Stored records
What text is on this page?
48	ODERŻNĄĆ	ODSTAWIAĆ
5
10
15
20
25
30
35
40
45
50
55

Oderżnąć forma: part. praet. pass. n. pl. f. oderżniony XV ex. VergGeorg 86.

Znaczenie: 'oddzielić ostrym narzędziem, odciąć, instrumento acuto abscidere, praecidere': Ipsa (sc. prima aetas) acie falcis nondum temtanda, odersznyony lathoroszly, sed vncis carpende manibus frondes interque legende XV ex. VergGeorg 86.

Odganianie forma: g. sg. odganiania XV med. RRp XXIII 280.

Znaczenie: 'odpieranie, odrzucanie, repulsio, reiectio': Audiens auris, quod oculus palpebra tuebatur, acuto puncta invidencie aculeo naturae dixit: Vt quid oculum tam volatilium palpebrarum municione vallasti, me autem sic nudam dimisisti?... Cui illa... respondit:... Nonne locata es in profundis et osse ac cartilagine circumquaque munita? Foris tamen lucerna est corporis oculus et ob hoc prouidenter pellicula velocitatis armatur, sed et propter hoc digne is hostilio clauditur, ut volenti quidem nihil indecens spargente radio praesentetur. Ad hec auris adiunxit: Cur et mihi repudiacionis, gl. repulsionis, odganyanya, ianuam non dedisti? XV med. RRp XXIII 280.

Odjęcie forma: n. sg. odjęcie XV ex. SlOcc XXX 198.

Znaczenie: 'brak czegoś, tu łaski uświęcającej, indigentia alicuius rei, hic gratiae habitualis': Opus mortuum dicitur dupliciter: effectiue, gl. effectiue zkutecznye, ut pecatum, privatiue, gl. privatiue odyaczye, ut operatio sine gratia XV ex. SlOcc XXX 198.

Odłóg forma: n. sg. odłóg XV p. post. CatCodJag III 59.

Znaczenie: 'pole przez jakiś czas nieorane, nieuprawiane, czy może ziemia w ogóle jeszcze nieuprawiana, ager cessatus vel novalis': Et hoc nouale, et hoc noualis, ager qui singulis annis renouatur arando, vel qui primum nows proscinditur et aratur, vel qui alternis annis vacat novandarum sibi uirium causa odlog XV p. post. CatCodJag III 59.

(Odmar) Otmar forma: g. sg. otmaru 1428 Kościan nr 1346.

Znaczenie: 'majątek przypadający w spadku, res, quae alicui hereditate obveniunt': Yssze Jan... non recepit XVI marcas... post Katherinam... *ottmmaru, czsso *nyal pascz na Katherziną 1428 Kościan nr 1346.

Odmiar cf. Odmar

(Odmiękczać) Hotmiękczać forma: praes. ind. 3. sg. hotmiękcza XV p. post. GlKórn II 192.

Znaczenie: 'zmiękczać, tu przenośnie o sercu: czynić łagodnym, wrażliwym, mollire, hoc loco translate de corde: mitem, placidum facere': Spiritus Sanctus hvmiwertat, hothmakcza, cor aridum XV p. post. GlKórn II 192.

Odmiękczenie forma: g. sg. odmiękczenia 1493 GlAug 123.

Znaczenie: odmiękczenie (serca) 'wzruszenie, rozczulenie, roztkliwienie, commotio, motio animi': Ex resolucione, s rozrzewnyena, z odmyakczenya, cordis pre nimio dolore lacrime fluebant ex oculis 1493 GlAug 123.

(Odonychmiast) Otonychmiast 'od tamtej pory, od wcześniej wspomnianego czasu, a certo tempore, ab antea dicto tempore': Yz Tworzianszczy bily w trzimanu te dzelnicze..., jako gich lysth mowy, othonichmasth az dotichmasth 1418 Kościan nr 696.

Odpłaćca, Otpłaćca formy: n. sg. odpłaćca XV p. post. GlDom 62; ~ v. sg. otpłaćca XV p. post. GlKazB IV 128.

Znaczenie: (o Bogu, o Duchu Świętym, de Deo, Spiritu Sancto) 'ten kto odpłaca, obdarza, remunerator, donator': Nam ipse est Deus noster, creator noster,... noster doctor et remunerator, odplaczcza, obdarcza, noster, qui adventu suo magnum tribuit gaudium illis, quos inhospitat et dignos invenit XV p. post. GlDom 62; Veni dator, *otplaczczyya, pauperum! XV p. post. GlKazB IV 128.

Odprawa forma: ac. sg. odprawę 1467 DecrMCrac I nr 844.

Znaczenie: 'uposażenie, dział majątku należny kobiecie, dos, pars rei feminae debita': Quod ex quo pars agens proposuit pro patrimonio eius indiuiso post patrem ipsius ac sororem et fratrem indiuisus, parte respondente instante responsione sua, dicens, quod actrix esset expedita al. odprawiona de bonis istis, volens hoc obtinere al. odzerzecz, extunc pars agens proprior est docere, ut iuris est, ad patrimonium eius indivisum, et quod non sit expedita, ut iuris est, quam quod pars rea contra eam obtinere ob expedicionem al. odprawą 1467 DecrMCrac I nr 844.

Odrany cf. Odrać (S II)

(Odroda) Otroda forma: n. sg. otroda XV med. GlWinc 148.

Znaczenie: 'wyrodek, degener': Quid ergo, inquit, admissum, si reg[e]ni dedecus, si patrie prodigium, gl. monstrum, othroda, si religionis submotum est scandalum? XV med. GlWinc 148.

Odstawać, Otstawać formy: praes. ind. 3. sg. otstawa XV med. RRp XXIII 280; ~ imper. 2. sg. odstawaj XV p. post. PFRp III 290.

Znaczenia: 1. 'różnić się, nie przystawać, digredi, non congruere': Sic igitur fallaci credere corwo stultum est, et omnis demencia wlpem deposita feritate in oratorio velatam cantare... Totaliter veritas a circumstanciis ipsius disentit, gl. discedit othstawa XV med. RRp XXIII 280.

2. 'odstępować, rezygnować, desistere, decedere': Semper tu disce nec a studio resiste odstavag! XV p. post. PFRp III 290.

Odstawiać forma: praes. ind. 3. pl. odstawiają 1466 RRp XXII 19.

Directions for this task | Search the lines above for the string "SlOcc" and copy each line that has it.

Result for this task |
Odjęcie forma: n. sg. odjęcie XV ex. SlOcc XXX 198.
Znaczenie: 'brak czegoś, tu łaski uświęcającej, indigentia alicuius rei, hic gratiae habitualis': Opus mortuum dicitur dupliciter: effectiue, gl. effectiue zkutecznye, ut pecatum, privatiue, gl. privatiue odyaczye, ut operatio sine gratia XV ex. SlOcc XXX 198.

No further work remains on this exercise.